WHAT THIS TASK INVOLVES: Where a line holds "Precision", copy it.

════════════════

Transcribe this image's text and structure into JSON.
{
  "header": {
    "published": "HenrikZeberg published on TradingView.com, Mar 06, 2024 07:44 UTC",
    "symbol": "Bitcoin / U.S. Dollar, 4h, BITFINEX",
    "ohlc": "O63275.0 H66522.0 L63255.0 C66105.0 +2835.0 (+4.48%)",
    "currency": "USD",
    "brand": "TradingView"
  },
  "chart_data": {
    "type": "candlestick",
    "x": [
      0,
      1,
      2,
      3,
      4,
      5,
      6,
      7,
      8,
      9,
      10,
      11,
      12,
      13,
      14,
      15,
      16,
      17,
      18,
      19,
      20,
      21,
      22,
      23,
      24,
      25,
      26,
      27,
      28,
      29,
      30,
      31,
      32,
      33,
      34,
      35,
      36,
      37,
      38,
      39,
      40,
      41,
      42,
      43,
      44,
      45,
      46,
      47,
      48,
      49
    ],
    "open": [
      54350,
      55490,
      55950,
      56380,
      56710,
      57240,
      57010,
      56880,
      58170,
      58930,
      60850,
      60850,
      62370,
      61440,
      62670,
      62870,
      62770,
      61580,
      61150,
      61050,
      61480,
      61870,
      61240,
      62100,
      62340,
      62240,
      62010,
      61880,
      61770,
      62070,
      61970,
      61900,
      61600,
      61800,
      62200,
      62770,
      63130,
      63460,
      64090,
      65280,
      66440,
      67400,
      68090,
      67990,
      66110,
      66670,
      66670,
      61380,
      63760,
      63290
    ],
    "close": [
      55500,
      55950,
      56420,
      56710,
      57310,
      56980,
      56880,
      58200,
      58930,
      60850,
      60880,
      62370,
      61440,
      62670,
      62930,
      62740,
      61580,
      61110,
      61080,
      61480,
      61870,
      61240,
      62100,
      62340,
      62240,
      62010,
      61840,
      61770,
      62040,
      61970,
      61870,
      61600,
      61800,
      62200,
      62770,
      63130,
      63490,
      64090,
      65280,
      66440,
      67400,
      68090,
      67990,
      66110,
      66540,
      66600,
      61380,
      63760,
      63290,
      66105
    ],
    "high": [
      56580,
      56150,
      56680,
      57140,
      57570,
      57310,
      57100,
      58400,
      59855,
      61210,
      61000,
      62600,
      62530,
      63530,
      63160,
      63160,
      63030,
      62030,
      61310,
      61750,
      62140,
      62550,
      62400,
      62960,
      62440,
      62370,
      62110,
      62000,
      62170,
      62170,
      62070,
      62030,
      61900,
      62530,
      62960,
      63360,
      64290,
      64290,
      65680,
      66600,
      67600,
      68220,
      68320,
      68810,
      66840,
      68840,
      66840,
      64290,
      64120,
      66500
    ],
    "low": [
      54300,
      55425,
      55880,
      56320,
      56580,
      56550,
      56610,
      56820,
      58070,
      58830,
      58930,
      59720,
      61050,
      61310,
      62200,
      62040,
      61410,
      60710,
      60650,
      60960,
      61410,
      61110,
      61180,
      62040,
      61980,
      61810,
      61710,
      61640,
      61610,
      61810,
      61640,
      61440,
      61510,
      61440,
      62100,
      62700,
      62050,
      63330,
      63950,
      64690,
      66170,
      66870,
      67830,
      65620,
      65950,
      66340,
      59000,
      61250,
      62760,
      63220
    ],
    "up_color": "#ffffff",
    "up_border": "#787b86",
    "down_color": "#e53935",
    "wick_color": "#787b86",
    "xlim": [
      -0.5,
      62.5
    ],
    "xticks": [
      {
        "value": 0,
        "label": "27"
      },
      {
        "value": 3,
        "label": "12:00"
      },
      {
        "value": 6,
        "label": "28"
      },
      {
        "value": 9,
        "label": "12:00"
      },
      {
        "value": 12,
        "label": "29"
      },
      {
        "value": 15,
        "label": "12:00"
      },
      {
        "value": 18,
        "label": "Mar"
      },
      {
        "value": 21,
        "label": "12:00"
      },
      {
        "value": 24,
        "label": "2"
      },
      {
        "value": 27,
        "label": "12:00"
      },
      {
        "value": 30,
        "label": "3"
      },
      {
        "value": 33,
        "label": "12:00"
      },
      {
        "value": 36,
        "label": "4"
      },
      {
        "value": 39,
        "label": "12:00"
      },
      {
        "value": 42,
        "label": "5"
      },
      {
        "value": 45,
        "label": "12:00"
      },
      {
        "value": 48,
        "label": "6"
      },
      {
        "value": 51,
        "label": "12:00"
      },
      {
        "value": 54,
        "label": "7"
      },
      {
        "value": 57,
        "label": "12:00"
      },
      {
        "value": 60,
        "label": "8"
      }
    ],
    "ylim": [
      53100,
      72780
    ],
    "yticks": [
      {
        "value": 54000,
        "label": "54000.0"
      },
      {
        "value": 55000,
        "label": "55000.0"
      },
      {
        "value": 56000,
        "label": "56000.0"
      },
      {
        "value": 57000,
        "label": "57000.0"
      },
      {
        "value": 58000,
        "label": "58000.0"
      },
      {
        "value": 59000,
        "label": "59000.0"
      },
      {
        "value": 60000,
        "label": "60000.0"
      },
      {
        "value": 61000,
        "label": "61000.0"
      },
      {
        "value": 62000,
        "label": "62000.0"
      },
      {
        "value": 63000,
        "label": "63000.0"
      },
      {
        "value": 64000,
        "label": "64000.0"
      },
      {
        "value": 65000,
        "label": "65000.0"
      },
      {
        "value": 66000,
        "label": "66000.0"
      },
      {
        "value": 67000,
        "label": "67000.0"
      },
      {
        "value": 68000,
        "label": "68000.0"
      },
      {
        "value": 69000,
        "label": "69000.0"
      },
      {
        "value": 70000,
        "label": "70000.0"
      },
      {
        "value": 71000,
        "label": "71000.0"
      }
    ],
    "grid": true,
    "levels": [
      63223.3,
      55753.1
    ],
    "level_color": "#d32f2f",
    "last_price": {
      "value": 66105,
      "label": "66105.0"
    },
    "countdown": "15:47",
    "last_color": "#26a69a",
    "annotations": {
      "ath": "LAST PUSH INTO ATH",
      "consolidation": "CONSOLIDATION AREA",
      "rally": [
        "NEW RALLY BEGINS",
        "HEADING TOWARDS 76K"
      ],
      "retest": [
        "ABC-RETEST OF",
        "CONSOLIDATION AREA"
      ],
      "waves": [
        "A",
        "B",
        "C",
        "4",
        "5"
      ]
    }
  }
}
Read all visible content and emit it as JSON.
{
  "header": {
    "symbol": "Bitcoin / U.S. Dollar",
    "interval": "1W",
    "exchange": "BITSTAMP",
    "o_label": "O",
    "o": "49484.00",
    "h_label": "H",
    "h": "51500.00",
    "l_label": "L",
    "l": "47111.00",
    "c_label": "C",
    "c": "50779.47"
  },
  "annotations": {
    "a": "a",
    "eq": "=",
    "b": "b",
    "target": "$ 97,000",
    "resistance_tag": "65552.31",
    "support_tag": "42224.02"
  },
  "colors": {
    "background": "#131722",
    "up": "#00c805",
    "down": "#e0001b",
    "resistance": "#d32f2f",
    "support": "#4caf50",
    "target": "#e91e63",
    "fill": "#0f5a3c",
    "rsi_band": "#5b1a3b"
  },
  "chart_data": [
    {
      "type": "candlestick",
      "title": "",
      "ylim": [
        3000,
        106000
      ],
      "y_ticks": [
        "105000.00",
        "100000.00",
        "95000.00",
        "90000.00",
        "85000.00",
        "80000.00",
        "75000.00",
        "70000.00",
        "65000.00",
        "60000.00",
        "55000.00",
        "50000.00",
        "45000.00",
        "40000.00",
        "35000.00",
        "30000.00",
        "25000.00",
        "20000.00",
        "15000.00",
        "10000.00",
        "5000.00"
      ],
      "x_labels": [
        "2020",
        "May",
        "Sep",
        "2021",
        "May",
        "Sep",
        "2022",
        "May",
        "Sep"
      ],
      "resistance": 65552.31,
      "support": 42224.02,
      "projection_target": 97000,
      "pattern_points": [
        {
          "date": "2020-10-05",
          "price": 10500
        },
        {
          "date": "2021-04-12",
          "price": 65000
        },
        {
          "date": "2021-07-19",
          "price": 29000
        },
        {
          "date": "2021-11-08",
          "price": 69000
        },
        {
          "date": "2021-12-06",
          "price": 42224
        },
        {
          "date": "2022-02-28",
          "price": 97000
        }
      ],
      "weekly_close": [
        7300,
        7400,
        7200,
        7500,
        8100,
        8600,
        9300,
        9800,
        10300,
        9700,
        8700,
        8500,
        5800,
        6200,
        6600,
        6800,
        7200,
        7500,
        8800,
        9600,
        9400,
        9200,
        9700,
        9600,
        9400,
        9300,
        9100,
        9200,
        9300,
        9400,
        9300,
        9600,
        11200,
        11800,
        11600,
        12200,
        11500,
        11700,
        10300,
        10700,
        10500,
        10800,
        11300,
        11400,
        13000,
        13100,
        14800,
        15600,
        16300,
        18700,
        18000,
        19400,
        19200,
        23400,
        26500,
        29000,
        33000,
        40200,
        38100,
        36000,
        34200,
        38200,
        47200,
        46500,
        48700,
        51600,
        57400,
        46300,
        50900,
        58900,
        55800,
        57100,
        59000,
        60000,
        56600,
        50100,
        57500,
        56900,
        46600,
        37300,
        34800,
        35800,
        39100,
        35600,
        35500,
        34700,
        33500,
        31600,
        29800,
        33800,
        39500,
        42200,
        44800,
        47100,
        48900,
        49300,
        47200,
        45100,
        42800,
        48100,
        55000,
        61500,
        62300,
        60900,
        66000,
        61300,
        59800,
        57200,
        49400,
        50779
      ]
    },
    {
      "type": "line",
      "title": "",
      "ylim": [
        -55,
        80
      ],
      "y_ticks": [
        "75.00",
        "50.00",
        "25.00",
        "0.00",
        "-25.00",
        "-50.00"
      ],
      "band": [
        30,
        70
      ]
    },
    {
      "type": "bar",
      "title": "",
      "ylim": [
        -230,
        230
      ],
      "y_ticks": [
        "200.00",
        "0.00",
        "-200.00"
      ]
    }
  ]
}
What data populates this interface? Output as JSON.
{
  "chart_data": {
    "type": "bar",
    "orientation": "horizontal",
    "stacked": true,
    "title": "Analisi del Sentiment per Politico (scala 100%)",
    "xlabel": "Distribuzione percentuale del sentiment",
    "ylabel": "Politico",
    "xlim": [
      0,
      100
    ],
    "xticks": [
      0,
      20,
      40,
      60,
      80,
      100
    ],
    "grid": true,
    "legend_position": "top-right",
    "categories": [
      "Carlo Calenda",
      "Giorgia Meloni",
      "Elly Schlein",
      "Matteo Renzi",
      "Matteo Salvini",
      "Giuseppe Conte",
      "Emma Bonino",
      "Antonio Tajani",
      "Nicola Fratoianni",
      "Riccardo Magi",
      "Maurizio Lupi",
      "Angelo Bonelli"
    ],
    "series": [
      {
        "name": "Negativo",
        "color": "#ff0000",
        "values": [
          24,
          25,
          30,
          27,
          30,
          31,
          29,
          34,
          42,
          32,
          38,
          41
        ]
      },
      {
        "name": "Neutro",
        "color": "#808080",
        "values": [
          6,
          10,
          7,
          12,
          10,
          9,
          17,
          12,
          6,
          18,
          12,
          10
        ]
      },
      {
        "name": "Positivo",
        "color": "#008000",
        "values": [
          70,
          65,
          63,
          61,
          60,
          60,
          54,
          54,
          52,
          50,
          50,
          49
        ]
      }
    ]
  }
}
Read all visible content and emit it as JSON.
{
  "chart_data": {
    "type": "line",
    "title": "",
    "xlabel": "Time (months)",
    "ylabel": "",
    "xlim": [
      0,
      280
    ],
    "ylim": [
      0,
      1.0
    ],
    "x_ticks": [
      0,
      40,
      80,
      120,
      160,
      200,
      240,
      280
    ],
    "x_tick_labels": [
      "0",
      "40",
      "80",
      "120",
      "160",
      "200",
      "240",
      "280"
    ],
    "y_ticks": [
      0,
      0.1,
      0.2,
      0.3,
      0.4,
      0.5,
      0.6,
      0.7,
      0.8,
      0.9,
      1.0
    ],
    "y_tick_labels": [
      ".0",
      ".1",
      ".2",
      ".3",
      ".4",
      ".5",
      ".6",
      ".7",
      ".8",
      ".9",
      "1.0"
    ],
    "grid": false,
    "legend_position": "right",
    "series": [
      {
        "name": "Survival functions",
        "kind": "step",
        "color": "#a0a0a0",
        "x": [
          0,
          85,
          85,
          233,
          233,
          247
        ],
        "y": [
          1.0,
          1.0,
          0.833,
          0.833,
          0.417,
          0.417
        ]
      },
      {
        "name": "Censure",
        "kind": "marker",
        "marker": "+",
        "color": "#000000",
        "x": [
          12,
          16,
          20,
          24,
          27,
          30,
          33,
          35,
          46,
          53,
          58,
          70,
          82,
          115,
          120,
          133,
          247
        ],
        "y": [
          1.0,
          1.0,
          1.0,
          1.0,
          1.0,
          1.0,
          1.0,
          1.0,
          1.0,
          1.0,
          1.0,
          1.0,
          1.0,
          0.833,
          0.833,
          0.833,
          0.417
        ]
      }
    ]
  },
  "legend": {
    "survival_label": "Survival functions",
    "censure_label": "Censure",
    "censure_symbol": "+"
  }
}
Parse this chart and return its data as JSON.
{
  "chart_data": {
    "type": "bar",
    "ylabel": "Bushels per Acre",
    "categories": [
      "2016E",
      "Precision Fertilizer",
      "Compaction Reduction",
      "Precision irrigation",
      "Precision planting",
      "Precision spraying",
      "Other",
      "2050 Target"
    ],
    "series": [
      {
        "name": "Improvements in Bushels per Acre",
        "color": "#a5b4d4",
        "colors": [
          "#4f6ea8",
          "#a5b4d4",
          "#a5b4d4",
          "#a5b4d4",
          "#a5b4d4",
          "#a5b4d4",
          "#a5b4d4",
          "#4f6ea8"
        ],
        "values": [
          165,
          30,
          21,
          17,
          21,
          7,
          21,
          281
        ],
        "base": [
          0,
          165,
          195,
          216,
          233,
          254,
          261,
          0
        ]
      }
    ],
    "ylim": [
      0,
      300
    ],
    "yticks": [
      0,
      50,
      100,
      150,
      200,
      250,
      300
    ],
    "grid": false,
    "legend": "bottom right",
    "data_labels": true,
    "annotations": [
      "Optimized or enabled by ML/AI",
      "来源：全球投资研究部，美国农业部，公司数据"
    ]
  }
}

════════════════

FULL ANSWER:
      "Precision Fertilizer",
      "Precision irrigation",
      "Precision planting",
      "Precision spraying",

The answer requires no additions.